● **EXCERPT PROVIDED**
— begin —

### Install packages
We will first install the prerequisite packages:
- [**aiobotocore**](https://aiobotocore.readthedocs.io/en/latest/): adds async support for AWS services with [botocore](https://github.com/boto/botocore).
- [**sagemaker-studio-image-build**](https://pypi.org/project/sagemaker-studio-image-build/): CLI for building Docker images in SageMaker Studio using [AWS CodeBuild](https://aws.amazon.com/codebuild/)

In [None]:
!pip install --upgrade pip
!pip install -q s3fs==2022.5.0
!pip install -q boto3==1.21.21
!pip install -q botocore==1.24.21
!pip install -q awscli==1.22.76
!pip install -Uq aiobotocore==2.3.0
!pip install -q pandas==1.3.5
!pip install -q sagemaker-studio-image-build

In [None]:
!wget https://raw.githubusercontent.com/manifoldailearning/mlops-with-aws-datascientists/main/Section-15-Custom-models/scikit-byoc.zip

In [None]:
!unzip -q scikit-byoc.zip
!rm scikit-byoc.zip
!cd scikit-byoc

### The Dockerfile


In [None]:
!pygmentize scikit-byoc/container/Dockerfile

### Building and registering the container

In [None]:
%%sh
cd scikit-byoc/container

chmod +x decision_trees/train
chmod +x decision_trees/serve

sm-docker build .  --repository sagemaker-decision-trees:latest

### Setup & Upload Data

### Setup the Environment 

In [None]:
S3_prefix = 'mlops-scikit-byo-iris'

# Define IAM role
import boto3
import re

import os
import numpy as np
import pandas as pd
from sagemaker import get_execution_role

role = get_execution_role()

— end —

● **DIRECTIVES**
1. Summarize the SageMaker container notebook excerpt above in three sentences.
2. Write the next part of the SageMaker container notebook excerpt, picking up right after its final line.

● **INFORMATION GIVEN**
— begin —

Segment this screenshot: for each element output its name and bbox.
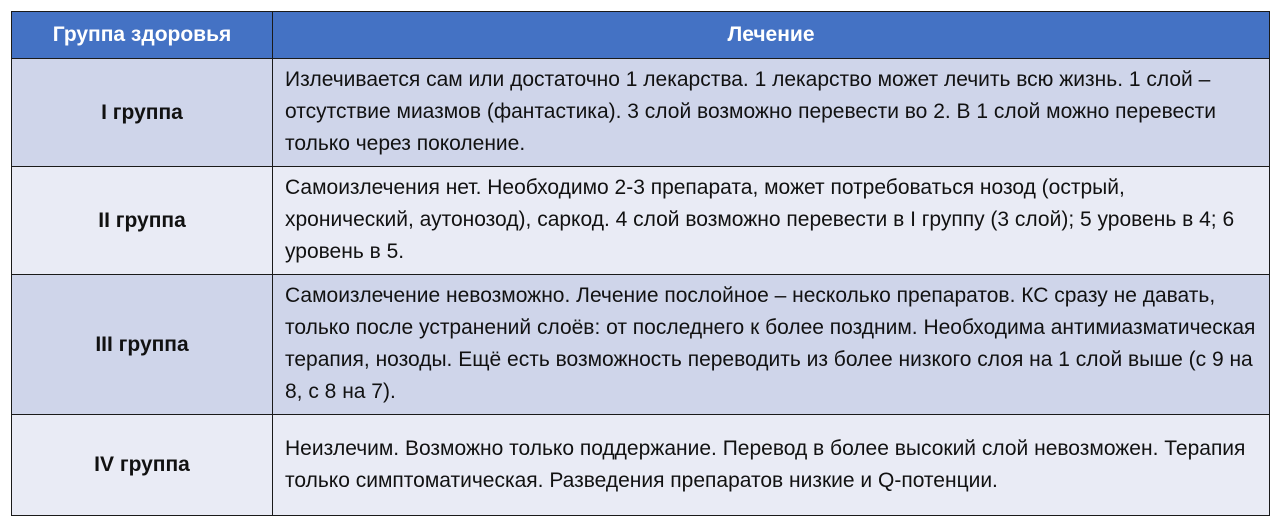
treatment-cell: Неизлечим. Возможно только поддержание. Перевод в более высокий слой невозможен. Терапия только симптоматическая. Разведения препаратов низкие и Q-потенции.: [273, 415, 1270, 516]
table-row: [12, 415, 1270, 516]
treatment-cell: Самоизлечение невозможно. Лечение послойное – несколько препаратов. КС сразу не давать, только после устранений слоёв: от последнего к более поздним. Необходима антимиазматическая терапия, нозоды. Ещё есть возможность переводить из более низкого слоя на 1 слой выше (с 9 на 8, с 8 на 7).: [273, 275, 1270, 415]
health-groups-table-wrapper: [11, 11, 1269, 516]
group-cell: I группа: [12, 59, 273, 167]
table-row: [12, 167, 1270, 275]
group-cell: III группа: [12, 275, 273, 415]
group-cell: II группа: [12, 167, 273, 275]
column-header-health-group: Группа здоровья: [12, 12, 273, 59]
treatment-cell: Излечивается сам или достаточно 1 лекарства. 1 лекарство может лечить всю жизнь. 1 слой – отсутствие миазмов (фантастика). 3 слой возможно перевести во 2. В 1 слой можно перевести только через поколение.: [273, 59, 1270, 167]
table-row: [12, 59, 1270, 167]
health-groups-table: [11, 11, 1270, 516]
group-cell: IV группа: [12, 415, 273, 516]
table-row: [12, 275, 1270, 415]
table-header-row: [12, 12, 1270, 59]
column-header-treatment: Лечение: [273, 12, 1270, 59]
treatment-cell: Самоизлечения нет. Необходимо 2-3 препарата, может потребоваться нозод (острый, хронический, аутонозод), саркод. 4 слой возможно перевести в I группу (3 слой); 5 уровень в 4; 6 уровень в 5.: [273, 167, 1270, 275]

— end —

● **RESPONSES IN ORDER**
1. The notebook first installs its prerequisite packages, including aiobotocore, which adds async support for AWS services with botocore, and sagemaker-studio-image-build, a CLI for building Docker images in SageMaker Studio using AWS CodeBuild. It then downloads and unzips the scikit-byoc archive, displays the Dockerfile, makes the decision_trees train and serve files executable, and builds the image with sm-docker under the repository name sagemaker-decision-trees:latest. Finally, it begins setting up the environment by defining the S3 prefix 'mlops-scikit-byo-iris', importing libraries, and getting the execution role.

2.
In [None]:
import sagemaker as sage
from time import gmtime, strftime

sess = sage.Session()

### Upload data to S3 Bucket

In [None]:
import sagemaker
WORK_DIRECTORY = 'scikit-byoc/data'
bucket=sagemaker.Session().default_bucket()
data_location = sess.upload_data(WORK_DIRECTORY, 
                                 bucket=bucket,
                                 key_prefix=S3_prefix)

## Model Training

In order to use SageMaker to fit our algorithm, we create an `estimator` that defines how to use the container to train:

- `image_uri (str)` - The Amazon Elastic Container Registry path where the docker image is registered. 
- `role (str)` - SageMaker IAM role 
- `instance_count (int)` - number of machines to use for training.
- `instance_type (str)` - the type of machine to use for training.
- `output_path (str)` - where the model artifact will be written.
- `sagemaker_session (sagemaker.session.Session)` - the SageMaker session object 


Then we use `estimator.fit()` method to train against the data that we uploaded.
The API calls the Amazon SageMaker `CreateTrainingJob` API to start model training. The API uses configuration you provided to create the `estimator` and the specified input training data to send the `CreatingTrainingJob` request to Amazon SageMaker.

In [None]:
account = sess.boto_session.client('sts').get_caller_identity()['Account']
region = sess.boto_session.region_name
image_uri = '{}.dkr.ecr.{}.amazonaws.com/sagemaker-decision-trees:latest'.format(account, region)

tree = sage.estimator.Estimator(image_uri,
                                role, 
                                instance_count=1, 
                                instance_type='ml.m4.xlarge',
                                output_path="s3://{}/output".format(sess.default_bucket()),
                                sagemaker_session=sess)

file_location = data_location + '/iris.csv'
tree.fit(file_location)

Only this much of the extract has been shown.